▸ **Aim**: Lines before the one containing "Parse this screenshot: output" are excluded; retype that line and all remaining lines of the material exactly.

▸ **Records**:
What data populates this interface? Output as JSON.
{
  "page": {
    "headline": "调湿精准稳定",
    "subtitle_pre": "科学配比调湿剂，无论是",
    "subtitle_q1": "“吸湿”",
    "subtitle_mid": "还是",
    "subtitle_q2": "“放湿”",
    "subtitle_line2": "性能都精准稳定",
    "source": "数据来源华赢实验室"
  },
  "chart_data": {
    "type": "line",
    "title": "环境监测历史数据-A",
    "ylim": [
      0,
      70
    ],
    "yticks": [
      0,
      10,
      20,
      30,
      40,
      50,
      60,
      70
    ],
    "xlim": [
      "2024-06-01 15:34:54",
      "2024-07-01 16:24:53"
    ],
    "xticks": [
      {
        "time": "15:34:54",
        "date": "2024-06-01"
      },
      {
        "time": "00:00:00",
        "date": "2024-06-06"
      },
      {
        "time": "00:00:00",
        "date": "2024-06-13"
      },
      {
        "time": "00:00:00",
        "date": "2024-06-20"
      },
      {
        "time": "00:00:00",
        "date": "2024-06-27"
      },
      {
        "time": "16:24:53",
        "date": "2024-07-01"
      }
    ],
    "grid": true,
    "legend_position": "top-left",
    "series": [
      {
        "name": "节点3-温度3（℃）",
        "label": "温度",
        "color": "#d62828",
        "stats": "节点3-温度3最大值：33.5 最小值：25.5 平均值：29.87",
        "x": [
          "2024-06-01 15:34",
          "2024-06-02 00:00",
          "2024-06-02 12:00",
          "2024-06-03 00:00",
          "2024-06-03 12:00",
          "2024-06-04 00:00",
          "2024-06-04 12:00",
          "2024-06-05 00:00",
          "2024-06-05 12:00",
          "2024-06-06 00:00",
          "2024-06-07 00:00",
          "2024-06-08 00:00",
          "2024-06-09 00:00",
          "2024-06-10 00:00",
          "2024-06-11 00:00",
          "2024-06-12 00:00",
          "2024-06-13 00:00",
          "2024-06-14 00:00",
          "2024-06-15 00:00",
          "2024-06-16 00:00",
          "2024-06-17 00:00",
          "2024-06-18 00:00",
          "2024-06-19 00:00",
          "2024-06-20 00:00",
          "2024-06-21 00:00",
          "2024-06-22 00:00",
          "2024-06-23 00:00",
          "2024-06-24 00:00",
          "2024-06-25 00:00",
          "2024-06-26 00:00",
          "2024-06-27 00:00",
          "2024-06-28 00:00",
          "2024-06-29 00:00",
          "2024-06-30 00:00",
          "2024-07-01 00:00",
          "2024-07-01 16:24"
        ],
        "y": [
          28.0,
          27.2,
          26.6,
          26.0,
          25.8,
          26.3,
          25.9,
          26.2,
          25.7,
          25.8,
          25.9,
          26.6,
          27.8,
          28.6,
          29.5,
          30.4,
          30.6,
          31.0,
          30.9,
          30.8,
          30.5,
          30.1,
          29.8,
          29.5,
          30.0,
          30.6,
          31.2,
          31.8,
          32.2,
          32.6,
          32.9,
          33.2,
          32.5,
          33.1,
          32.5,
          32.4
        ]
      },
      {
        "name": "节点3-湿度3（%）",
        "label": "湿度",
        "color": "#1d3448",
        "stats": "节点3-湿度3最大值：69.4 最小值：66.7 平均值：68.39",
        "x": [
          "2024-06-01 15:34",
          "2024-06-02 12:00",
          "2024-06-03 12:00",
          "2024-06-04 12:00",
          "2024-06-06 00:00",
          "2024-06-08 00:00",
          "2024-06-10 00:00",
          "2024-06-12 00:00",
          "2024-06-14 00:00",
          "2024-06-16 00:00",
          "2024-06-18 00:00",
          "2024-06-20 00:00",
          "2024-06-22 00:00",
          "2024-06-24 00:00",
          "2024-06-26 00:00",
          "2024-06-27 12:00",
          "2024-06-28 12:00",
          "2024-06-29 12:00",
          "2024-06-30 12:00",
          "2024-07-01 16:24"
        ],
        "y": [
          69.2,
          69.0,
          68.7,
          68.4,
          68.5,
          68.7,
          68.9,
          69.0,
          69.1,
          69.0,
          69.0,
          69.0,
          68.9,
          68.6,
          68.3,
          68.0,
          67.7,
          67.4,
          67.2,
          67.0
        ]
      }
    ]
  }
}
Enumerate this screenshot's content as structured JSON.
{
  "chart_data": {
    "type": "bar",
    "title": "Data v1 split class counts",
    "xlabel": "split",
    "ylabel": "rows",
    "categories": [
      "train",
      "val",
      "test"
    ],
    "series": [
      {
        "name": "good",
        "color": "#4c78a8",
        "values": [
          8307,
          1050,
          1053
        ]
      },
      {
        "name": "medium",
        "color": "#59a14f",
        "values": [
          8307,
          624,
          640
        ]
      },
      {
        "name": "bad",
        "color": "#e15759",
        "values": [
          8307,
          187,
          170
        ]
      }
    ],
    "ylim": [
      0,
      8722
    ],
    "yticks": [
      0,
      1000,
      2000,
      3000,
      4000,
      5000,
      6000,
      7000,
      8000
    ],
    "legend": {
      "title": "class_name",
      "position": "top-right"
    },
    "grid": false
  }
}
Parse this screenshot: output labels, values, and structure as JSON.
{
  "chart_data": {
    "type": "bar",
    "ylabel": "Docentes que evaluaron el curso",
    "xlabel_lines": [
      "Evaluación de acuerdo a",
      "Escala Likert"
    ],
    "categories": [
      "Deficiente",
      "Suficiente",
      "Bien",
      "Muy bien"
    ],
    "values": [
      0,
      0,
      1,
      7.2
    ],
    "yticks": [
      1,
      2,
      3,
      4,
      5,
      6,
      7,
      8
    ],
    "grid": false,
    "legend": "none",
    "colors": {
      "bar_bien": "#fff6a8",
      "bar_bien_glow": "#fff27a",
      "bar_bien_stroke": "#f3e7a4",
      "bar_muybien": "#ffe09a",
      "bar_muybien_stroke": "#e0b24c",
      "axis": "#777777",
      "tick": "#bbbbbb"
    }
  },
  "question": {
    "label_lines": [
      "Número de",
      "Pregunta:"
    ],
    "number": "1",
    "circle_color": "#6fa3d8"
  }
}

▸ **Task response**:
Parse this screenshot: output labels, values, and structure as JSON.
{
  "chart_data": {
    "type": "bar",
    "ylabel": "Docentes que evaluaron el curso",
    "xlabel_lines": [
      "Evaluación de acuerdo a",
      "Escala Likert"
    ],
    "categories": [
      "Deficiente",
      "Suficiente",
      "Bien",
      "Muy bien"
    ],
    "values": [
      0,
      0,
      1,
      7.2
    ],
    "yticks": [
      1,
      2,
      3,
      4,
      5,
      6,
      7,
      8
    ],
    "grid": false,
    "legend": "none",
    "colors": {
      "bar_bien": "#fff6a8",
      "bar_bien_glow": "#fff27a",
      "bar_bien_stroke": "#f3e7a4",
      "bar_muybien": "#ffe09a",
      "bar_muybien_stroke": "#e0b24c",
      "axis": "#777777",
      "tick": "#bbbbbb"
    }
  },
  "question": {
    "label_lines": [
      "Número de",
      "Pregunta:"
    ],
    "number": "1",
    "circle_color": "#6fa3d8"
  }
}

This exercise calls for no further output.